- [Instructions for the task]
Copy out the lines that have "shàng" in them.

- [Rows]

****************

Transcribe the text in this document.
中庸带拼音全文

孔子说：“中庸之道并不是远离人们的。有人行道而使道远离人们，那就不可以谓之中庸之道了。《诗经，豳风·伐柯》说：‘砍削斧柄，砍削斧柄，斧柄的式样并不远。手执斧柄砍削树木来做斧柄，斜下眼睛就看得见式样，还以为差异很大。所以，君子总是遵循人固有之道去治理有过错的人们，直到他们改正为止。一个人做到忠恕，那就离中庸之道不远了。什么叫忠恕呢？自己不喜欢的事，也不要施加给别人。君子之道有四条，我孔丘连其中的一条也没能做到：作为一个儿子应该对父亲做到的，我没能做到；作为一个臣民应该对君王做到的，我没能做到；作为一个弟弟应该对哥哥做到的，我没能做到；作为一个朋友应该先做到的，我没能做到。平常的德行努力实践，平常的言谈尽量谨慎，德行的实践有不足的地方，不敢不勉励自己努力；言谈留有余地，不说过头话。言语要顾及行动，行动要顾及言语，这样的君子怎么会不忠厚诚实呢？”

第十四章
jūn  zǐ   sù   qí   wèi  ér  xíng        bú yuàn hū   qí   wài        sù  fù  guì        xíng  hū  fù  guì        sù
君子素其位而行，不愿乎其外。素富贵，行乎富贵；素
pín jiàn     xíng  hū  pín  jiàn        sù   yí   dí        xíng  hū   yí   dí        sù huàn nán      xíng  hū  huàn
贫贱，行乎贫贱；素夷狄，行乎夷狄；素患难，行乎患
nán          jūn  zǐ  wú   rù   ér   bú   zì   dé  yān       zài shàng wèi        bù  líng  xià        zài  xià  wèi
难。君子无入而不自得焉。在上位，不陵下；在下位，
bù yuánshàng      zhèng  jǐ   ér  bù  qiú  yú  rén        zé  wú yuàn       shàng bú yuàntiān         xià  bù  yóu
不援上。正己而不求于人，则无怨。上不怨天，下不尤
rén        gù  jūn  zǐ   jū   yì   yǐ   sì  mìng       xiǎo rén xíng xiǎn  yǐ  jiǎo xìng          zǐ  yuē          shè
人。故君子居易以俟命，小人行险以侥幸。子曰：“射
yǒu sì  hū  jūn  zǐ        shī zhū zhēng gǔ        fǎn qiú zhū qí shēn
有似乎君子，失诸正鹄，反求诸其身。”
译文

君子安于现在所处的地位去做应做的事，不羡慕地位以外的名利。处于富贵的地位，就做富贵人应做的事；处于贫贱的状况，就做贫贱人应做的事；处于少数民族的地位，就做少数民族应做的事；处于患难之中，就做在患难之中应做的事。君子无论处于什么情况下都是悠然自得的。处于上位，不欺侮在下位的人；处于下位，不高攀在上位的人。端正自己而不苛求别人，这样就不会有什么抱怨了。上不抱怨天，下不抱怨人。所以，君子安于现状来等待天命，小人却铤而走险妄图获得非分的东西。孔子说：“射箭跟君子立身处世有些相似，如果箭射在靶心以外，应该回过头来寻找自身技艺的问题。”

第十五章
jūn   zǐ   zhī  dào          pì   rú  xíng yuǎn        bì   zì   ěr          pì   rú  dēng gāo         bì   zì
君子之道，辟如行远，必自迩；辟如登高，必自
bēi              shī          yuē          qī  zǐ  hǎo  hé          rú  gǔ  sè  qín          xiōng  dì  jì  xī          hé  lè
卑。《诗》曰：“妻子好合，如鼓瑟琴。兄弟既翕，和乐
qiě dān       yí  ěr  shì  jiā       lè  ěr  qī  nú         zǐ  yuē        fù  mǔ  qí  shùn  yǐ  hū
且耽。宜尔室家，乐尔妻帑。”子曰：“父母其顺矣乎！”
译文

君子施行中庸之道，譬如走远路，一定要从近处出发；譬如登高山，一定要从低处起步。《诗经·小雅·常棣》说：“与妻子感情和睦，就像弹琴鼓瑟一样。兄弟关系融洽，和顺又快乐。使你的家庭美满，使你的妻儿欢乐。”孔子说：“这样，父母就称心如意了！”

****************

- [Response below]
nán          jūn  zǐ  wú   rù   ér   bú   zì   dé  yān       zài shàng wèi        bù  líng  xià        zài  xià  wèi
bù yuánshàng      zhèng  jǐ   ér  bù  qiú  yú  rén        zé  wú yuàn       shàng bú yuàntiān         xià  bù  yóu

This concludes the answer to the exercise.